### GIVEN TASK 1
Decide whether each statement below agrees with the forum thread on proving a^3 - a divisible by 3. Answer yes or no for each, quoting the deciding words of the forum thread.
(a) The forum thread rewrites a^3 - a as a product of a, a+1 and a-1.
(b) Loser66 says the difficulty arose in the case where a is even.
(c) SolomonZelman says the product of three consecutive integers is divisible by 3 only when the first one is odd.

### SOURCE TEXT

++++++++++++++++++++

Loser66 one year ago How to prove a^3 -a divisible by 3 for all a? Please, help

1. SolomonZelman

Factors into: *a(a-1)(a+1)*

2. Loser66

I know a^3 -a = a(a+1)(a-1) are 3 consecutive numbers, hence it divisible by3

3. SolomonZelman

so what's the prob/

4. Loser66

All I want is to go this way a is odd, a = 2k +1 a is even, a = 2k

5. Loser66

but I got stuck at a is odd.

6. Loser66

It is back to 3 consecutive numbers.

7. SolomonZelman

whether you start from odd or even integer, the product of 3 consequtive integers will be divisible by 3....

8. Loser66

:) Hence, no way to avoid "3 consecutive numbers" method?? right?OOOOOOk, that's all I want to know. Thank you.

++++++++++++++++++++

### DATA SUPPLIED

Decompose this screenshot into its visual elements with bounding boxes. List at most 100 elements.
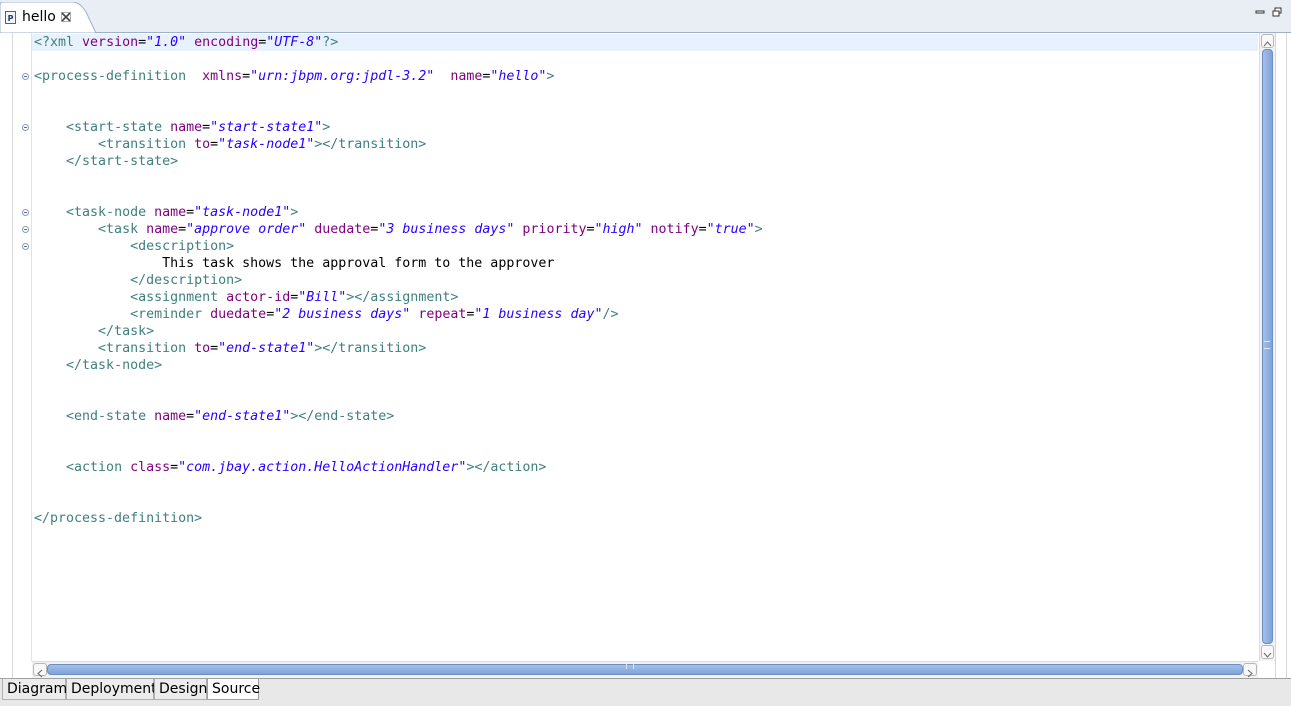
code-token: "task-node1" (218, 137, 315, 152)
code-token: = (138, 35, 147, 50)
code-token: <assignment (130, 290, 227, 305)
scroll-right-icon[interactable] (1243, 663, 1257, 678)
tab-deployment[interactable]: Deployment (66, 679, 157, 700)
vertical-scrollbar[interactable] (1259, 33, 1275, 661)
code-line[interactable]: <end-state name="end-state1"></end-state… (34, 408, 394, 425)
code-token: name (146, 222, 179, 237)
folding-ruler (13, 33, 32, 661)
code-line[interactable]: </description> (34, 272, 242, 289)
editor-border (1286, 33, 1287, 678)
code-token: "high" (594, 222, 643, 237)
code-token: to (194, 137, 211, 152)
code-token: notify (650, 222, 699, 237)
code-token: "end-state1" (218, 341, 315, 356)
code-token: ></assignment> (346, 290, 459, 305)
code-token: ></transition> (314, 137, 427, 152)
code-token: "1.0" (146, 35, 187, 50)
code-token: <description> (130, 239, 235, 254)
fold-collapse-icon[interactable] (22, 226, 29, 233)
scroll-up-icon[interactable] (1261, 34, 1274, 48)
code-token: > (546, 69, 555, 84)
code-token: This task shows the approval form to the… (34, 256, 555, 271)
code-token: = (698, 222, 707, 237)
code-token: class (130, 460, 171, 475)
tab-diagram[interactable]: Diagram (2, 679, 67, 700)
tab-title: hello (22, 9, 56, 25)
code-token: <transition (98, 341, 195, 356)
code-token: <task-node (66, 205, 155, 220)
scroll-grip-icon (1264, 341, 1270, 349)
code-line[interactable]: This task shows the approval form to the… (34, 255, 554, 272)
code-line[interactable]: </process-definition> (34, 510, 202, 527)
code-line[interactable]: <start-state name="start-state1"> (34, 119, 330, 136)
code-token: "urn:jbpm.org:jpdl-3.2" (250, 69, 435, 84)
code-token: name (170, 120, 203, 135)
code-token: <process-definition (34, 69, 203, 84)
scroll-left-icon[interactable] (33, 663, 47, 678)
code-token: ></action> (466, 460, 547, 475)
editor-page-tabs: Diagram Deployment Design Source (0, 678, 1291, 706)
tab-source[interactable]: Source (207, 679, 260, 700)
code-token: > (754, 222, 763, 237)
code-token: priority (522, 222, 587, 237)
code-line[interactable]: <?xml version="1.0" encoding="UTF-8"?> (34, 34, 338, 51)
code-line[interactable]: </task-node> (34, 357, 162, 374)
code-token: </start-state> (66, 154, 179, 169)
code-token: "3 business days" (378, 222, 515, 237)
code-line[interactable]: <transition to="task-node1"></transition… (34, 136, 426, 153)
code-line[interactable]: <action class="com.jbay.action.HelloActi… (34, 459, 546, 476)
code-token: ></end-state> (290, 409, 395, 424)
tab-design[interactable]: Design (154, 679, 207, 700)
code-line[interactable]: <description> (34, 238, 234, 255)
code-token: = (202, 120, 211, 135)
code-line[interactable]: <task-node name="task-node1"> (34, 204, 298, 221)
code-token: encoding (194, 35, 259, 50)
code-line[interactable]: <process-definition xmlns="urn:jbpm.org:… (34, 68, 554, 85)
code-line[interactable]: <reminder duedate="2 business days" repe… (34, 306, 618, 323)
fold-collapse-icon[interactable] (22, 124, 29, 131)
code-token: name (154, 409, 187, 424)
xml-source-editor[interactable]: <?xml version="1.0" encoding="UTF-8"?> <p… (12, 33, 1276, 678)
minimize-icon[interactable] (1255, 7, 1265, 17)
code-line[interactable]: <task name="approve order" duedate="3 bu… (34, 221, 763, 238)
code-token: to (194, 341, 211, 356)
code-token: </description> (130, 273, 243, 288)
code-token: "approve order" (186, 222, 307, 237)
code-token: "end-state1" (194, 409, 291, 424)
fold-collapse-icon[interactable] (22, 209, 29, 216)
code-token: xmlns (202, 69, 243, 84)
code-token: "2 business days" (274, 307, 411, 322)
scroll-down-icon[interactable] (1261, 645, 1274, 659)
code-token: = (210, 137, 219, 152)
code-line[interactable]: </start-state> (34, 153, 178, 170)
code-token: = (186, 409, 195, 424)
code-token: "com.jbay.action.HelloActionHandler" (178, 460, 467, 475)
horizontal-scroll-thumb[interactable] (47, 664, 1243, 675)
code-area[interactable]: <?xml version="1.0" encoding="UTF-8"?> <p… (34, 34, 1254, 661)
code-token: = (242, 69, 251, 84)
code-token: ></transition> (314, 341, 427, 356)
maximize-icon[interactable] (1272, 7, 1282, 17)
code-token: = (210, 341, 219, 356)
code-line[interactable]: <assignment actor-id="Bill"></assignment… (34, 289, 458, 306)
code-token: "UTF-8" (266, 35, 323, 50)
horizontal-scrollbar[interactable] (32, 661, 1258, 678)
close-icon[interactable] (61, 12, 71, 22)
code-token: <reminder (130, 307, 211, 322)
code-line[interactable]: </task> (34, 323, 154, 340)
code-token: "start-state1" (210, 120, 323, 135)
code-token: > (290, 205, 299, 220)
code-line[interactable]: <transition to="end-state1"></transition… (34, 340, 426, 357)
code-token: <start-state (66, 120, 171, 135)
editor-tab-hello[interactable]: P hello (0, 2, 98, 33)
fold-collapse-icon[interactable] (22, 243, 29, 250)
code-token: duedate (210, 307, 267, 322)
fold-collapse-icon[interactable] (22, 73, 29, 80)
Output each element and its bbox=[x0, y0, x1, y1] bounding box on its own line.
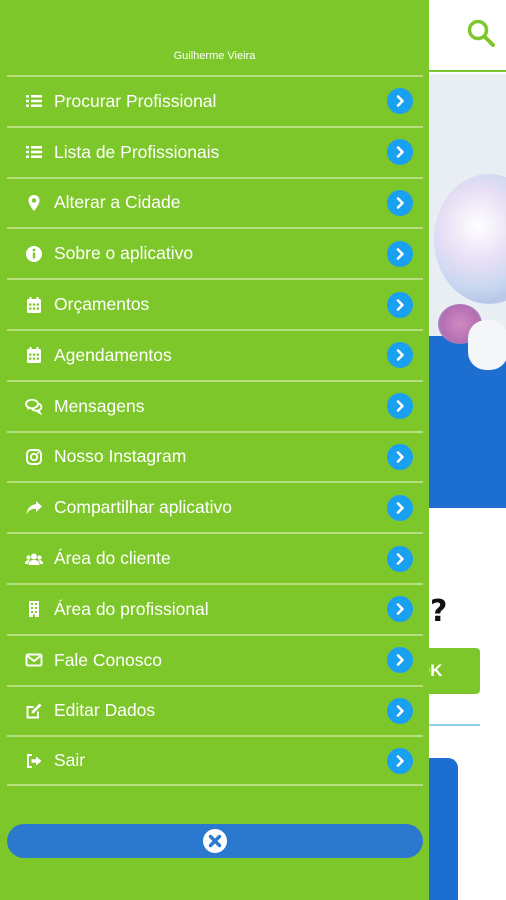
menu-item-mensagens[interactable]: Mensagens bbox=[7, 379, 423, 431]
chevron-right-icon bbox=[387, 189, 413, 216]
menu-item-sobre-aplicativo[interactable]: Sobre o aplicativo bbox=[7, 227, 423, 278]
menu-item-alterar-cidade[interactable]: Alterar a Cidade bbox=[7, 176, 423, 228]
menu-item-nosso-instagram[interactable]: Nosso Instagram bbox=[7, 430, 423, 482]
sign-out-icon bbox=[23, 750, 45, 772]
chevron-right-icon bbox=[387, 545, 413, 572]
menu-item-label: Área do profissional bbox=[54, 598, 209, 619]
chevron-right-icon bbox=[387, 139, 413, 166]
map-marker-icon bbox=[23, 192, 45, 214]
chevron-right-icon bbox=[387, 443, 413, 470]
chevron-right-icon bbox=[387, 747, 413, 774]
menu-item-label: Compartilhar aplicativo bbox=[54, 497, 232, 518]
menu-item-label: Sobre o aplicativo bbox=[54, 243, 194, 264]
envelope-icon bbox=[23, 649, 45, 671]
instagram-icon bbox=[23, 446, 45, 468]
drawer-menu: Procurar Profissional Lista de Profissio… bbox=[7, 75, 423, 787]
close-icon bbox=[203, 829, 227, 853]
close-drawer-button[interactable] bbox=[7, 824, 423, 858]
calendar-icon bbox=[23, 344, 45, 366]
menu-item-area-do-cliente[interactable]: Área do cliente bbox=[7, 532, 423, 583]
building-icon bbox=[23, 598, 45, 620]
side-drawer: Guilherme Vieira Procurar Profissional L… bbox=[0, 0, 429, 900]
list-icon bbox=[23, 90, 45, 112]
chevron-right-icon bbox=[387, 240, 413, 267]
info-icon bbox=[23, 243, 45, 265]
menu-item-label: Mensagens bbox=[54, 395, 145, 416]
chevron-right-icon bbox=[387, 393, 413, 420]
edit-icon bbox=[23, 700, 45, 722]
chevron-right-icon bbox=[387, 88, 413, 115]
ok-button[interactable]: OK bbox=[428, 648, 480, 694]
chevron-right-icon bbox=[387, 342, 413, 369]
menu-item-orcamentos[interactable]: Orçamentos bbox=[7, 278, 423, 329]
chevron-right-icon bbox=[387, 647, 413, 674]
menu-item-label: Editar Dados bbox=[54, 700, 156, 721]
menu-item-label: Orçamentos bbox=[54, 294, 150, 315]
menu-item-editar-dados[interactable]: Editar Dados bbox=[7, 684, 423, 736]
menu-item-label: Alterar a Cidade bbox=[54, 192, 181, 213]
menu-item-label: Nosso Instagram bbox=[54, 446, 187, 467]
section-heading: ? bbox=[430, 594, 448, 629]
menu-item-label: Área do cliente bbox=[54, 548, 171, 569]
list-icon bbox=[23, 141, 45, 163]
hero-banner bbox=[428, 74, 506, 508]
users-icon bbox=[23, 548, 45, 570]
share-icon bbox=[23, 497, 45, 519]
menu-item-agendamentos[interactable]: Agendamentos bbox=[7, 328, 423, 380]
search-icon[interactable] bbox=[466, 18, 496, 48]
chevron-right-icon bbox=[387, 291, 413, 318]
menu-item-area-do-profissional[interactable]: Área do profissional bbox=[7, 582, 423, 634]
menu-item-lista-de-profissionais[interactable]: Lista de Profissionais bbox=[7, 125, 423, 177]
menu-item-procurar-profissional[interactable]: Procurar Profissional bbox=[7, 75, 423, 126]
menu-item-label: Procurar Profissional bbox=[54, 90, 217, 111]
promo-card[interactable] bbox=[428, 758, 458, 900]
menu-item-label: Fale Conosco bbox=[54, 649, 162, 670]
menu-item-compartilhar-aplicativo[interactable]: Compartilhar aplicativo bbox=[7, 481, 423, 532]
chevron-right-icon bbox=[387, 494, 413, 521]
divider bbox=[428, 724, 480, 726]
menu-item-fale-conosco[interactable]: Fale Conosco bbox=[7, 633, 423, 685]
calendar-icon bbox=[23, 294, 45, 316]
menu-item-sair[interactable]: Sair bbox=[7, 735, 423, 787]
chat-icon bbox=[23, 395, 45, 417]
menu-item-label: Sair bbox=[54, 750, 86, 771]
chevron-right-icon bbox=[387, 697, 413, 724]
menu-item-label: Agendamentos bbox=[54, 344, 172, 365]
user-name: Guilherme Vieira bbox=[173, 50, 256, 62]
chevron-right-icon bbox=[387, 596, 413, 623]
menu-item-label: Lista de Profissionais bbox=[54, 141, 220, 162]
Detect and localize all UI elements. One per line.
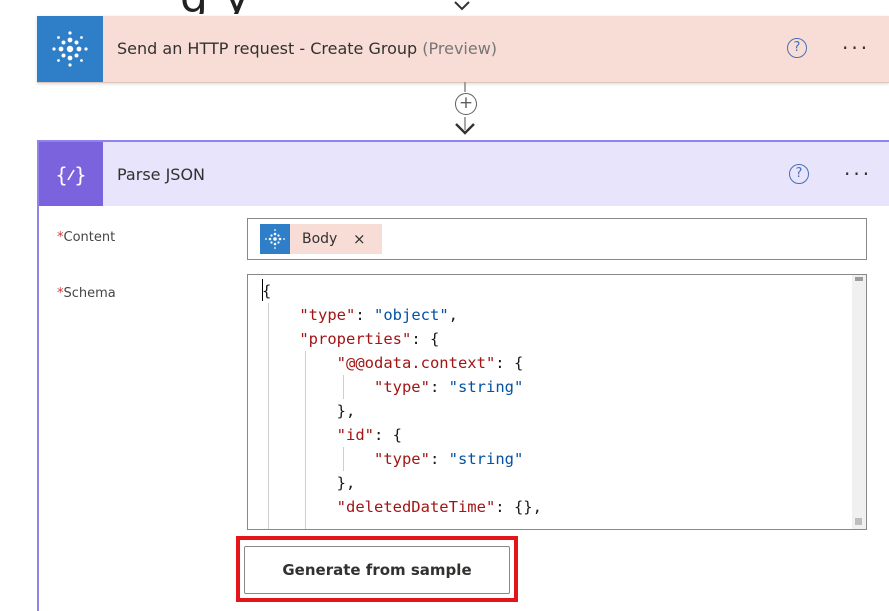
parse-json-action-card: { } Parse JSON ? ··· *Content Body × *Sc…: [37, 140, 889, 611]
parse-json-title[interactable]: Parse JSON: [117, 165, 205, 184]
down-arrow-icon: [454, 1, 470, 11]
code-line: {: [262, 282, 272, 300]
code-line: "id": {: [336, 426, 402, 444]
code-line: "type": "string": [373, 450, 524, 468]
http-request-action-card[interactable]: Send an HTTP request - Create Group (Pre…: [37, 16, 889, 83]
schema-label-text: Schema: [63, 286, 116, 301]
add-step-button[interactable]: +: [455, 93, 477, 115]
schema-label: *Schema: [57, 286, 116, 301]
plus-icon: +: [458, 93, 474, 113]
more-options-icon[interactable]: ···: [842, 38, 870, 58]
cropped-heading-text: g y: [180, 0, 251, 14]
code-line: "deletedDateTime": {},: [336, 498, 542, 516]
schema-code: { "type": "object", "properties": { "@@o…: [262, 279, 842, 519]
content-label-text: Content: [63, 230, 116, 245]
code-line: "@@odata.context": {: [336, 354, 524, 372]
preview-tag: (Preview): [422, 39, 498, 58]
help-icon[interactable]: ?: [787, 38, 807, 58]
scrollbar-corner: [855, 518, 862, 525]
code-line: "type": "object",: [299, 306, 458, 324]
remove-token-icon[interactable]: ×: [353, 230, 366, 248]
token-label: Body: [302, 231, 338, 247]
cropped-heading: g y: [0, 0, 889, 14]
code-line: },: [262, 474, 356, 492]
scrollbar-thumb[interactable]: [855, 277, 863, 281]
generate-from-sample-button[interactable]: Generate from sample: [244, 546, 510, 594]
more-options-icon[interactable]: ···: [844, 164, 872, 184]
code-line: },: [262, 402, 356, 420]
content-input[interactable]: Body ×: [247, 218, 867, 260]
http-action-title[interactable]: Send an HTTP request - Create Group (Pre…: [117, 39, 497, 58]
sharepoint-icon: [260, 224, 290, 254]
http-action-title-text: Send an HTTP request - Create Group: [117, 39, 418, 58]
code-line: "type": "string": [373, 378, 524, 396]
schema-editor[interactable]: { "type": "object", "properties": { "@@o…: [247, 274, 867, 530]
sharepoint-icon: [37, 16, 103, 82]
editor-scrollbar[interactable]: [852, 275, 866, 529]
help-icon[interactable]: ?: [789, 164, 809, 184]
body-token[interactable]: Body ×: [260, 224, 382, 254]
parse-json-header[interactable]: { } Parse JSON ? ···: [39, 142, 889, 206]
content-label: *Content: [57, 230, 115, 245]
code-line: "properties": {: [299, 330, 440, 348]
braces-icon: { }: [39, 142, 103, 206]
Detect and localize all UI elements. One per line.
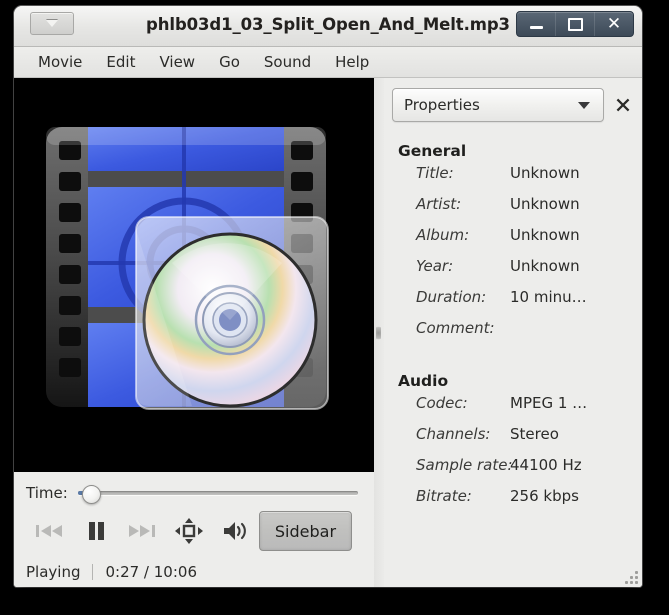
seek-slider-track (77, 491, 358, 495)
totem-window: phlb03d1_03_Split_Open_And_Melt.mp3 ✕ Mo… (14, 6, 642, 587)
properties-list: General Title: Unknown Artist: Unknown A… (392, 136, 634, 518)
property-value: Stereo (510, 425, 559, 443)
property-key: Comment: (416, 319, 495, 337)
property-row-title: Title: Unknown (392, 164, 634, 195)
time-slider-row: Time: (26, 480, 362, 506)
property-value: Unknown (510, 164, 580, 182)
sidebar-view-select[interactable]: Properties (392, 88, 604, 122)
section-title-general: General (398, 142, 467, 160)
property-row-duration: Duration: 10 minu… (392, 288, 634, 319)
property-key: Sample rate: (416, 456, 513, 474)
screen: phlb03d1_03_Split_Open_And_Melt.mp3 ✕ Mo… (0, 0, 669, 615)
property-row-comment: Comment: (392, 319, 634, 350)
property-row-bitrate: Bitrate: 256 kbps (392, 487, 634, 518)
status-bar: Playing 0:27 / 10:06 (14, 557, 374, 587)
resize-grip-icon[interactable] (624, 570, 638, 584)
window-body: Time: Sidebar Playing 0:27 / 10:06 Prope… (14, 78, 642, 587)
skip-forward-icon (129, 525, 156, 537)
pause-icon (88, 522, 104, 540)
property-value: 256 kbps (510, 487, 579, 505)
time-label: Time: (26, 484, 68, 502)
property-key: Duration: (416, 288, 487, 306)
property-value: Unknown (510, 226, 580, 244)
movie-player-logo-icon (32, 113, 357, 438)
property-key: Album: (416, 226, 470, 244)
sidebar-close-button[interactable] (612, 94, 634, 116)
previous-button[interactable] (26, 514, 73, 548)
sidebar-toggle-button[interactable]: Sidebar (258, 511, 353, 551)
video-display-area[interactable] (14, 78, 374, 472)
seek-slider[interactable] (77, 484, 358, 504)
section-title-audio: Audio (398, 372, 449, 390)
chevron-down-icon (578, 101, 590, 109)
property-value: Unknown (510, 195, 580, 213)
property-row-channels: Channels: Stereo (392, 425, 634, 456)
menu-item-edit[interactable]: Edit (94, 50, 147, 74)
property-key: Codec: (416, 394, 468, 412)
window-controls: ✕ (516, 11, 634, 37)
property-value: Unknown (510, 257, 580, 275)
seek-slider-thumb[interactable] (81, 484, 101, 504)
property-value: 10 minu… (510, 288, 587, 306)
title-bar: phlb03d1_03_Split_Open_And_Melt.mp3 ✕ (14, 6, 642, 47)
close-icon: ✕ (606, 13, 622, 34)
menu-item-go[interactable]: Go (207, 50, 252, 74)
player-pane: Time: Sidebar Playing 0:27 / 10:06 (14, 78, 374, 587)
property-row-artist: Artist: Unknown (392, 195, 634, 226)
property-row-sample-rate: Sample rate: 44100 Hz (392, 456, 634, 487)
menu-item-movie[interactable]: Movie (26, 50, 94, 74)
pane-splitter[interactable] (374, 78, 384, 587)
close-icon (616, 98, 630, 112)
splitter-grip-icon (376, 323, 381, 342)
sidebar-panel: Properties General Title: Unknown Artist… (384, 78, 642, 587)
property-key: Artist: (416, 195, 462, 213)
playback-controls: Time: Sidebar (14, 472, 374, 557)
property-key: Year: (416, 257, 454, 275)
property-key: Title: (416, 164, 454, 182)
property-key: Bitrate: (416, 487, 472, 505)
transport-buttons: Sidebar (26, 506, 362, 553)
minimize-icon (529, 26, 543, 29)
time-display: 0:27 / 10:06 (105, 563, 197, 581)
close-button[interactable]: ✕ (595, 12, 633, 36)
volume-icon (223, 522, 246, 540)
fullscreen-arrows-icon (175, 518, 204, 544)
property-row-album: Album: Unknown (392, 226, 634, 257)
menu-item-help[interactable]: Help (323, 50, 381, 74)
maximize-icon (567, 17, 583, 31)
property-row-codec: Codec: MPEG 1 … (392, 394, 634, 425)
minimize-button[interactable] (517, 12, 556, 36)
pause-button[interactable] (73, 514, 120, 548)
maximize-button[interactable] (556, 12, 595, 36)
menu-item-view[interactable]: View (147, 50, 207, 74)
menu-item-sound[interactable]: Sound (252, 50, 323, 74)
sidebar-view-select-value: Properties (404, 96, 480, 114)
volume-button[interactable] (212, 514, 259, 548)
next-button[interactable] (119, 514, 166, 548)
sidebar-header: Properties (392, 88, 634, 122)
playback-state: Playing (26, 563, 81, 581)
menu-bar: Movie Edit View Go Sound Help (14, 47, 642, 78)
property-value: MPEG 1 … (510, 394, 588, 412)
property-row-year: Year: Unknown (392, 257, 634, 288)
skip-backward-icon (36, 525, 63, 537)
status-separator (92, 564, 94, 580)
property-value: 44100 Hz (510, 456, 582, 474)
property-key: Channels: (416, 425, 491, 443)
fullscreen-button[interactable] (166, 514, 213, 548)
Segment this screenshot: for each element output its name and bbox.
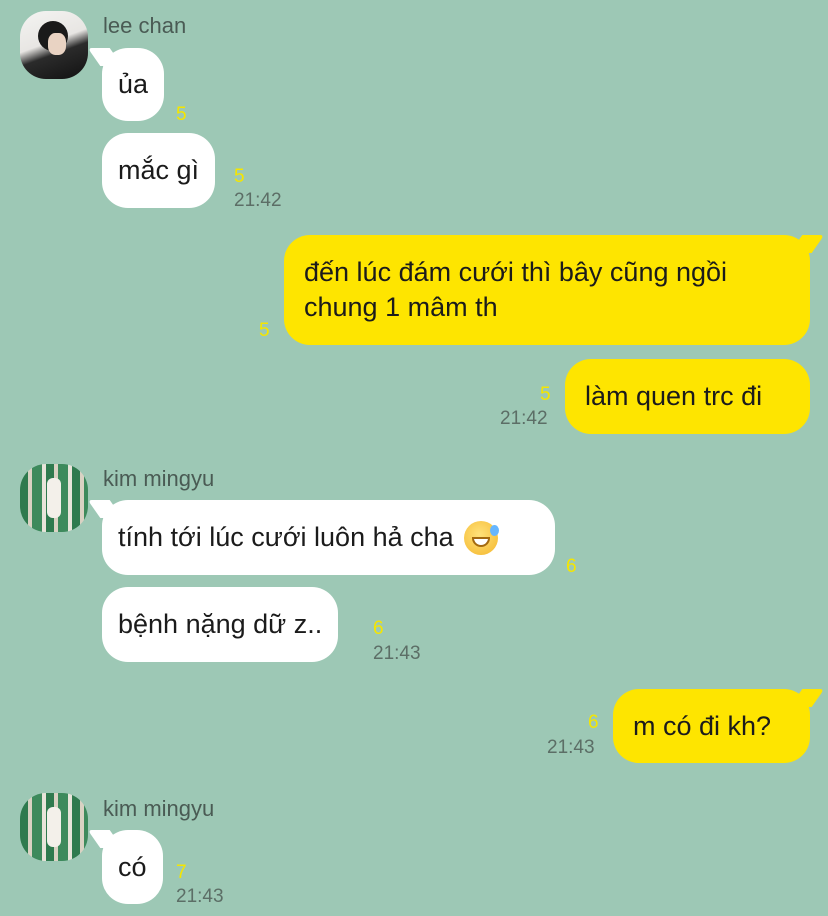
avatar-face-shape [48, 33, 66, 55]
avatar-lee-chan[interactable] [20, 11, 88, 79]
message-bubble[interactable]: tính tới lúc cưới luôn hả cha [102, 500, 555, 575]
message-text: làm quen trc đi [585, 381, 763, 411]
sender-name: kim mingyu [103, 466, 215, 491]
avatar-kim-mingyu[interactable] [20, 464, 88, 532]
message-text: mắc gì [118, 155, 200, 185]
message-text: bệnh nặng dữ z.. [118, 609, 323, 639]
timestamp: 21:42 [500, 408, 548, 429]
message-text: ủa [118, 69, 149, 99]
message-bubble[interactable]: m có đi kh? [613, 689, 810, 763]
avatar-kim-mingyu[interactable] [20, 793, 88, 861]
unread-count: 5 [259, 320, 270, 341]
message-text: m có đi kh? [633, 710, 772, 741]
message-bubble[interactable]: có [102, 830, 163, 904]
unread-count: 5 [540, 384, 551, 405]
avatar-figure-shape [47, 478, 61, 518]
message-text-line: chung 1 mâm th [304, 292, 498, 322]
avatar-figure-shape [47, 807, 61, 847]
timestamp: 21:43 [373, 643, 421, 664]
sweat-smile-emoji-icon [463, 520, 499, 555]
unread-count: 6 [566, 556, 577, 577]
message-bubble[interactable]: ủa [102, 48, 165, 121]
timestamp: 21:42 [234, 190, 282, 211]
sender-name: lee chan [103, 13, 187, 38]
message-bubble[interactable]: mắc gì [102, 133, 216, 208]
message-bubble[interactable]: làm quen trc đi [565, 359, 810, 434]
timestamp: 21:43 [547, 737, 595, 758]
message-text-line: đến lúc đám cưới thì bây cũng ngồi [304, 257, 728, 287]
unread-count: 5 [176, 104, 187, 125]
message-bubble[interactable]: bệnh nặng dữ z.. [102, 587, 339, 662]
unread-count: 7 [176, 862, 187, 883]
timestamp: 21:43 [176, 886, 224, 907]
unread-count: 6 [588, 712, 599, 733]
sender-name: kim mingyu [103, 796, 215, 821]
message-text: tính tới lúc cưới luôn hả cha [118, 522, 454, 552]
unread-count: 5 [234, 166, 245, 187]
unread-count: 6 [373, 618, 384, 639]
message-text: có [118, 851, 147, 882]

++++++++++++++++++++

### GIVEN TASK 2
In the listing, edit the lines starting with the line with "379, 423, 431]" and going on through the line with "chevron-right-icon bbox=[387, 747, 413, 774]", changing "chevron-right-icon" to "arrow-right-icon" and keeping all else unchanged. Return only those lines.

### OUTPUT 1
(a) Yes: "a^3 -a = a(a+1)(a-1)"
(b) No: "but I got stuck at a is odd."
(c) No: "whether you start from odd or even integer, the product of 3 consequtive integers will be divisible by 3"

### OUTPUT 2
menu-item-mensagens[interactable]: Mensagens bbox=[7, 379, 423, 431]
arrow-right-icon bbox=[387, 189, 413, 216]
menu-item-sobre-aplicativo[interactable]: Sobre o aplicativo bbox=[7, 227, 423, 278]
menu-item-alterar-cidade[interactable]: Alterar a Cidade bbox=[7, 176, 423, 228]
menu-item-nosso-instagram[interactable]: Nosso Instagram bbox=[7, 430, 423, 482]
sign-out-icon bbox=[23, 750, 45, 772]
arrow-right-icon bbox=[387, 545, 413, 572]
menu-item-label: Área do profissional bbox=[54, 598, 209, 619]
arrow-right-icon bbox=[387, 139, 413, 166]
map-marker-icon bbox=[23, 192, 45, 214]
arrow-right-icon bbox=[387, 443, 413, 470]
arrow-right-icon bbox=[387, 747, 413, 774]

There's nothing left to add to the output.